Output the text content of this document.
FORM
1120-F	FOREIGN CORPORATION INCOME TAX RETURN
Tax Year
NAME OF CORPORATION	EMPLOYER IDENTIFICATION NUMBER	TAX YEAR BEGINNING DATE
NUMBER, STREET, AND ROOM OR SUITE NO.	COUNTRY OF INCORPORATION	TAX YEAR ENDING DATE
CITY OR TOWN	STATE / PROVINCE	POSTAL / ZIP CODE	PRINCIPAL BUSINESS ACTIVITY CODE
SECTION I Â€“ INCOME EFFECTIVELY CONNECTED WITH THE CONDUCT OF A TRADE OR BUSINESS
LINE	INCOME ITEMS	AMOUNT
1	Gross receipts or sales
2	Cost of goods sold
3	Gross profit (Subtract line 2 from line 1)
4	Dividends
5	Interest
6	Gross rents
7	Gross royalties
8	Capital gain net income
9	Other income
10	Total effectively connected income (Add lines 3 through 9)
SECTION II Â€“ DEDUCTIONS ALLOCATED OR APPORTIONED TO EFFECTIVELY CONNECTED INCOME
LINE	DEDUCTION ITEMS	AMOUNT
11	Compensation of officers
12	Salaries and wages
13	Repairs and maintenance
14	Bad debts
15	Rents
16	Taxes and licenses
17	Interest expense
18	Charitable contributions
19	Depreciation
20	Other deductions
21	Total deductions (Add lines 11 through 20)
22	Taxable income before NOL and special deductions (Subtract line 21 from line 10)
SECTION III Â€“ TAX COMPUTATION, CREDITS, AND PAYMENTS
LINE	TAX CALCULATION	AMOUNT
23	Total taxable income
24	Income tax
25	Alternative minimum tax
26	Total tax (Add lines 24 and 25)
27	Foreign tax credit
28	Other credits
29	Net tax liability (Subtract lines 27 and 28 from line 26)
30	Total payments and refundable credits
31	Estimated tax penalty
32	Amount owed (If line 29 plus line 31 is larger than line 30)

◆ ◆ ◆ ◆ ◆

## TASK DETAILS
Type out the whole listing above again, exactly as it stands.

## WRITTEN RESPONSE
Output the text content of this document.
FORM
1120-F	FOREIGN CORPORATION INCOME TAX RETURN
Tax Year
NAME OF CORPORATION	EMPLOYER IDENTIFICATION NUMBER	TAX YEAR BEGINNING DATE
NUMBER, STREET, AND ROOM OR SUITE NO.	COUNTRY OF INCORPORATION	TAX YEAR ENDING DATE
CITY OR TOWN	STATE / PROVINCE	POSTAL / ZIP CODE	PRINCIPAL BUSINESS ACTIVITY CODE
SECTION I Â€“ INCOME EFFECTIVELY CONNECTED WITH THE CONDUCT OF A TRADE OR BUSINESS
LINE	INCOME ITEMS	AMOUNT
1	Gross receipts or sales
2	Cost of goods sold
3	Gross profit (Subtract line 2 from line 1)
4	Dividends
5	Interest
6	Gross rents
7	Gross royalties
8	Capital gain net income
9	Other income
10	Total effectively connected income (Add lines 3 through 9)
SECTION II Â€“ DEDUCTIONS ALLOCATED OR APPORTIONED TO EFFECTIVELY CONNECTED INCOME
LINE	DEDUCTION ITEMS	AMOUNT
11	Compensation of officers
12	Salaries and wages
13	Repairs and maintenance
14	Bad debts
15	Rents
16	Taxes and licenses
17	Interest expense
18	Charitable contributions
19	Depreciation
20	Other deductions
21	Total deductions (Add lines 11 through 20)
22	Taxable income before NOL and special deductions (Subtract line 21 from line 10)
SECTION III Â€“ TAX COMPUTATION, CREDITS, AND PAYMENTS
LINE	TAX CALCULATION	AMOUNT
23	Total taxable income
24	Income tax
25	Alternative minimum tax
26	Total tax (Add lines 24 and 25)
27	Foreign tax credit
28	Other credits
29	Net tax liability (Subtract lines 27 and 28 from line 26)
30	Total payments and refundable credits
31	Estimated tax penalty
32	Amount owed (If line 29 plus line 31 is larger than line 30)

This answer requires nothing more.